▶ Your goal
Without including any pictures, copy each entry below exactly.

▶ Input data
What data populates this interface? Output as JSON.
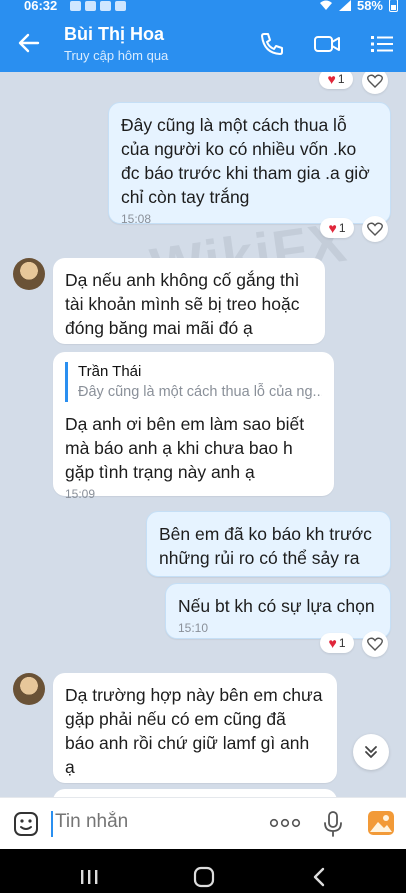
{
  "status": {
    "time": "06:32",
    "battery": "58%"
  },
  "header": {
    "name": "Bùi Thị Hoa",
    "subtitle": "Truy cập hôm qua"
  },
  "watermark": "WikiFX",
  "messages": [
    {
      "id": "m0",
      "side": "out",
      "reaction_count": "1"
    },
    {
      "id": "m1",
      "side": "out",
      "lines": [
        "Đây cũng là một cách thua lỗ",
        "của người ko có nhiều vốn .ko",
        "đc báo trước khi tham gia .a giờ",
        "chỉ còn tay trắng"
      ],
      "time": "15:08",
      "reaction_count": "1"
    },
    {
      "id": "m2",
      "side": "in",
      "lines": [
        "Dạ nếu anh không cố gắng thì",
        "tài khoản mình sẽ bị treo hoặc",
        "đóng băng mai mãi đó ạ"
      ]
    },
    {
      "id": "m3",
      "side": "in",
      "quote_name": "Trần Thái",
      "quote_text": "Đây cũng là một cách thua lỗ của ng...",
      "lines": [
        "Dạ anh ơi bên em làm sao biết",
        "mà báo anh ạ khi chưa bao h",
        "gặp tình trạng này anh ạ"
      ],
      "time": "15:09"
    },
    {
      "id": "m4",
      "side": "out",
      "lines": [
        "Bên em đã ko báo kh trước",
        "những rủi ro có thể sảy ra"
      ]
    },
    {
      "id": "m5",
      "side": "out",
      "lines": [
        "Nếu bt kh có sự lựa chọn"
      ],
      "time": "15:10",
      "reaction_count": "1"
    },
    {
      "id": "m6",
      "side": "in",
      "lines": [
        "Dạ trường hợp này bên em chưa",
        "gặp phải nếu có em cũng đã",
        "báo anh rồi chứ giữ lamf gì anh",
        "ạ"
      ]
    }
  ],
  "input": {
    "placeholder": "Tin nhắn"
  },
  "colors": {
    "brand": "#2a8ff0",
    "outgoing_bubble": "#e6f3ff",
    "incoming_bubble": "#ffffff",
    "chat_bg": "#d3dce8",
    "heart": "#e0263a"
  }
}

▶ Solution
What data populates this interface? Output as JSON.
{
  "status": {
    "time": "06:32",
    "battery": "58%"
  },
  "header": {
    "name": "Bùi Thị Hoa",
    "subtitle": "Truy cập hôm qua"
  },
  "watermark": "WikiFX",
  "messages": [
    {
      "id": "m0",
      "side": "out",
      "reaction_count": "1"
    },
    {
      "id": "m1",
      "side": "out",
      "lines": [
        "Đây cũng là một cách thua lỗ",
        "của người ko có nhiều vốn .ko",
        "đc báo trước khi tham gia .a giờ",
        "chỉ còn tay trắng"
      ],
      "time": "15:08",
      "reaction_count": "1"
    },
    {
      "id": "m2",
      "side": "in",
      "lines": [
        "Dạ nếu anh không cố gắng thì",
        "tài khoản mình sẽ bị treo hoặc",
        "đóng băng mai mãi đó ạ"
      ]
    },
    {
      "id": "m3",
      "side": "in",
      "quote_name": "Trần Thái",
      "quote_text": "Đây cũng là một cách thua lỗ của ng...",
      "lines": [
        "Dạ anh ơi bên em làm sao biết",
        "mà báo anh ạ khi chưa bao h",
        "gặp tình trạng này anh ạ"
      ],
      "time": "15:09"
    },
    {
      "id": "m4",
      "side": "out",
      "lines": [
        "Bên em đã ko báo kh trước",
        "những rủi ro có thể sảy ra"
      ]
    },
    {
      "id": "m5",
      "side": "out",
      "lines": [
        "Nếu bt kh có sự lựa chọn"
      ],
      "time": "15:10",
      "reaction_count": "1"
    },
    {
      "id": "m6",
      "side": "in",
      "lines": [
        "Dạ trường hợp này bên em chưa",
        "gặp phải nếu có em cũng đã",
        "báo anh rồi chứ giữ lamf gì anh",
        "ạ"
      ]
    }
  ],
  "input": {
    "placeholder": "Tin nhắn"
  },
  "colors": {
    "brand": "#2a8ff0",
    "outgoing_bubble": "#e6f3ff",
    "incoming_bubble": "#ffffff",
    "chat_bg": "#d3dce8",
    "heart": "#e0263a"
  }
}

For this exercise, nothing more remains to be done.